▶ _WORK TO COMPLETE_: Images are excluded; otherwise, output every record exactly.

──────── EXERCISE MATERIAL ────────

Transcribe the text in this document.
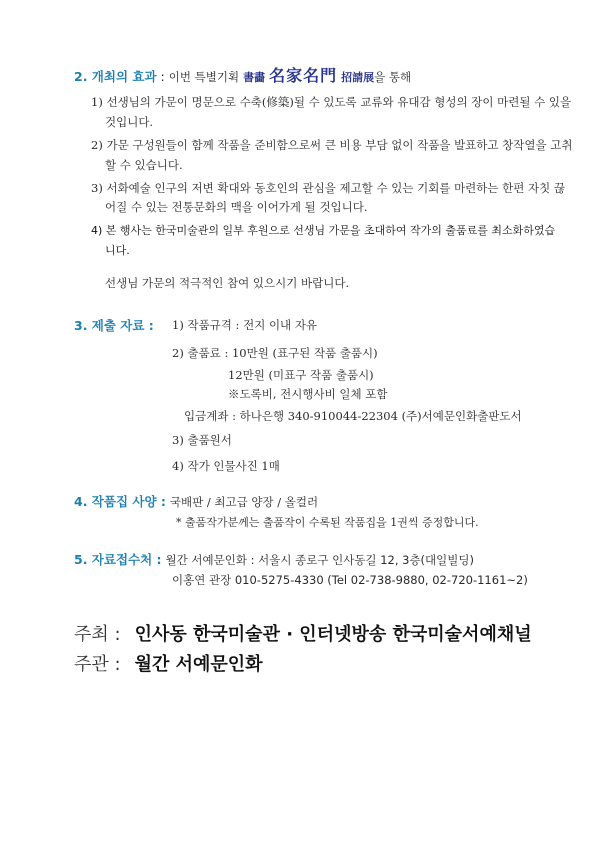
2. 개최의 효과 : 이번 특별기획 書畵 名家名門 招請展 을 통해
1) 선생님의 가문이 명문으로 수축(修築)될 수 있도록 교류와 유대감 형성의 장이 마련될 수 있을
것입니다.
2) 가문 구성원들이 함께 작품을 준비함으로써 큰 비용 부담 없이 작품을 발표하고 창작열을 고취
할 수 있습니다.
3) 서화예술 인구의 저변 확대와 동호인의 관심을 제고할 수 있는 기회를 마련하는 한편 자칫 끊
어질 수 있는 전통문화의 맥을 이어가게 될 것입니다.
4) 본 행사는 한국미술관의 일부 후원으로 선생님 가문을 초대하여 작가의 출품료를 최소화하였습
니다.
선생님 가문의 적극적인 참여 있으시기 바랍니다.
3. 제출 자료 : 1) 작품규격 : 전지 이내 자유
2) 출품료 : 10만원 (표구된 작품 출품시)
12만원 (미표구 작품 출품시)
※도록비, 전시행사비 일체 포함
입금계좌 : 하나은행 340-910044-22304 (주)서예문인화출판도서
3) 출품원서
4) 작가 인물사진 1매
4. 작품집 사양 : 국배판 / 최고급 양장 / 올컬러
* 출품작가분께는 출품작이 수록된 작품집을 1권씩 증정합니다.
5. 자료접수처 : 월간 서예문인화 : 서울시 종로구 인사동길 12, 3층(대일빌딩)
이홍연 관장 010-5275-4330 (Tel 02-738-9880, 02-720-1161~2)
주최 : 인사동 한국미술관 · 인터넷방송 한국미술서예채널
주관 : 월간 서예문인화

────────

▶ _SOLUTION_:
Transcribe the text in this document.
2. 개최의 효과 : 이번 특별기획 書畵 名家名門 招請展 을 통해
1) 선생님의 가문이 명문으로 수축(修築)될 수 있도록 교류와 유대감 형성의 장이 마련될 수 있을
것입니다.
2) 가문 구성원들이 함께 작품을 준비함으로써 큰 비용 부담 없이 작품을 발표하고 창작열을 고취
할 수 있습니다.
3) 서화예술 인구의 저변 확대와 동호인의 관심을 제고할 수 있는 기회를 마련하는 한편 자칫 끊
어질 수 있는 전통문화의 맥을 이어가게 될 것입니다.
4) 본 행사는 한국미술관의 일부 후원으로 선생님 가문을 초대하여 작가의 출품료를 최소화하였습
니다.
선생님 가문의 적극적인 참여 있으시기 바랍니다.
3. 제출 자료 : 1) 작품규격 : 전지 이내 자유
2) 출품료 : 10만원 (표구된 작품 출품시)
12만원 (미표구 작품 출품시)
※도록비, 전시행사비 일체 포함
입금계좌 : 하나은행 340-910044-22304 (주)서예문인화출판도서
3) 출품원서
4) 작가 인물사진 1매
4. 작품집 사양 : 국배판 / 최고급 양장 / 올컬러
* 출품작가분께는 출품작이 수록된 작품집을 1권씩 증정합니다.
5. 자료접수처 : 월간 서예문인화 : 서울시 종로구 인사동길 12, 3층(대일빌딩)
이홍연 관장 010-5275-4330 (Tel 02-738-9880, 02-720-1161~2)
주최 : 인사동 한국미술관 · 인터넷방송 한국미술서예채널
주관 : 월간 서예문인화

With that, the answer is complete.